Layout records:
• • • • •

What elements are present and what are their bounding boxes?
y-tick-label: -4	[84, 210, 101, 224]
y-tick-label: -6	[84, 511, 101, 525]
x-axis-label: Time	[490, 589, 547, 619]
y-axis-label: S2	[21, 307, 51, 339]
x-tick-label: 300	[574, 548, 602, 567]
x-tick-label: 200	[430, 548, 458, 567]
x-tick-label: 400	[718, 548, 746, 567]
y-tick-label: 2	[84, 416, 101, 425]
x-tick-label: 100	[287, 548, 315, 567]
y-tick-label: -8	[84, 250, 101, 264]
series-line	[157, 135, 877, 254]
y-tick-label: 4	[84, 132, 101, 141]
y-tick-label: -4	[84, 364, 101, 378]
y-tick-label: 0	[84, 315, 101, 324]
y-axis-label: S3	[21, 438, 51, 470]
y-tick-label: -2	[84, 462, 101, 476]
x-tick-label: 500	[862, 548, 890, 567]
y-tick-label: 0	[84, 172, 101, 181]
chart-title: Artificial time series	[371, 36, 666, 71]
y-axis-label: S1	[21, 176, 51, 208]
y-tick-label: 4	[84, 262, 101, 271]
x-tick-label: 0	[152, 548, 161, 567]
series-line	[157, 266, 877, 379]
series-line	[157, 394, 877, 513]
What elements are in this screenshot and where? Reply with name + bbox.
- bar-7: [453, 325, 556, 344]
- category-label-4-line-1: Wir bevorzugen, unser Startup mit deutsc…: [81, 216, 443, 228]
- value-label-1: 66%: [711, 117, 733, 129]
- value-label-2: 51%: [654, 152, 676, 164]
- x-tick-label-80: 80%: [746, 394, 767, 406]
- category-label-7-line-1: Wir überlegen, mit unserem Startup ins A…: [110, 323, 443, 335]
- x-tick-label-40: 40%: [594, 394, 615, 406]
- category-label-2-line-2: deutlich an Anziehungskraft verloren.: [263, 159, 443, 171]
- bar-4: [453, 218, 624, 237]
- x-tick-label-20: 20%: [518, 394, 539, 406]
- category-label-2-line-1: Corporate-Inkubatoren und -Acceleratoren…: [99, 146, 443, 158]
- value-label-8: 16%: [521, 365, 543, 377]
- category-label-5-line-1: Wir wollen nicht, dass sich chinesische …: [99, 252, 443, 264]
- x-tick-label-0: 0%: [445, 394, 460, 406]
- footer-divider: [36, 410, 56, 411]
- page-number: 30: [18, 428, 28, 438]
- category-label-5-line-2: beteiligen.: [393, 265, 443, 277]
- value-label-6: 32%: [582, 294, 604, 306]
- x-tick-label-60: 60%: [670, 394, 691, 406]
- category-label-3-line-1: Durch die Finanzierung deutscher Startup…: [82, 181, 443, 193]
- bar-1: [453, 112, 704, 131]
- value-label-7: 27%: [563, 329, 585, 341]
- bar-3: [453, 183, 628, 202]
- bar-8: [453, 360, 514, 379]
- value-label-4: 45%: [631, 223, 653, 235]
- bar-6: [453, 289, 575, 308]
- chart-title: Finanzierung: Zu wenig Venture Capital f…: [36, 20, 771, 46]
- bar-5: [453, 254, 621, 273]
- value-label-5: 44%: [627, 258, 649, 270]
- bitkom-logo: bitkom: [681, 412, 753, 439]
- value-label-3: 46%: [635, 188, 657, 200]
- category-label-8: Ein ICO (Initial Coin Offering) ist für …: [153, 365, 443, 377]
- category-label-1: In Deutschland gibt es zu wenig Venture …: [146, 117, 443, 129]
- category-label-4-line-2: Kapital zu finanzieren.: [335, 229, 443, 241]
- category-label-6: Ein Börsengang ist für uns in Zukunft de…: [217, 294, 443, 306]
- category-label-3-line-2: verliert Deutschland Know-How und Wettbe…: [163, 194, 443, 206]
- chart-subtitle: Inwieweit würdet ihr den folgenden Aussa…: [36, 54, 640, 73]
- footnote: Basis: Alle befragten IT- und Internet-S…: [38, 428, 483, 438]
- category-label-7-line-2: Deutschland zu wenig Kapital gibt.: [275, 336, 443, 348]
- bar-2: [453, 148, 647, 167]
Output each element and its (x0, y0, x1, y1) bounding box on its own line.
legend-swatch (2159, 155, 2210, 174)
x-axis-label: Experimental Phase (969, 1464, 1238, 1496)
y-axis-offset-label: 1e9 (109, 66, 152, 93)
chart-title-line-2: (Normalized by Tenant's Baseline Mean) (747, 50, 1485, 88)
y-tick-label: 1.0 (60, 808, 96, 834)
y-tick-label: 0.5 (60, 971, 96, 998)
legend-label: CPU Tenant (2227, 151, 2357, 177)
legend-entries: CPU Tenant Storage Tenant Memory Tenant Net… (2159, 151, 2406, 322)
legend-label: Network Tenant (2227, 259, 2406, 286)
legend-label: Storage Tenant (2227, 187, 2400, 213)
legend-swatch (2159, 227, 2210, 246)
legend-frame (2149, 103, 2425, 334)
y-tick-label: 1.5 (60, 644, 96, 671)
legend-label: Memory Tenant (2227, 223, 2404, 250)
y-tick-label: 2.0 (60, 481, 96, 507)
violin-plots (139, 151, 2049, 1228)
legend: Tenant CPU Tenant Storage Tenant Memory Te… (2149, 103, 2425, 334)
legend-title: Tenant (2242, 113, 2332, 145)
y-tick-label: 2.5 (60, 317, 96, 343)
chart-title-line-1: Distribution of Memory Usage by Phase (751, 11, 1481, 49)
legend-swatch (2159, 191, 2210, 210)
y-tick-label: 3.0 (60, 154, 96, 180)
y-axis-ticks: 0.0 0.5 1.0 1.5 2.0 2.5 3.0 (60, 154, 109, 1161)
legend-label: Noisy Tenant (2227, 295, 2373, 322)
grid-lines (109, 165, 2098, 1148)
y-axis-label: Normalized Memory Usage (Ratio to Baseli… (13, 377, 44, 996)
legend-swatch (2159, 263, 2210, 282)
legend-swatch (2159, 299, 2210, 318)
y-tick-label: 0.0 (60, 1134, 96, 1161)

• • • • •

Could you copy out, word for word, the records from their very first line down to and including the line that contains "548, 458, 567]"?

What elements are present and what are their bounding boxes?
y-tick-label: -4	[84, 210, 101, 224]
y-tick-label: -6	[84, 511, 101, 525]
x-axis-label: Time	[490, 589, 547, 619]
y-axis-label: S2	[21, 307, 51, 339]
x-tick-label: 300	[574, 548, 602, 567]
x-tick-label: 200	[430, 548, 458, 567]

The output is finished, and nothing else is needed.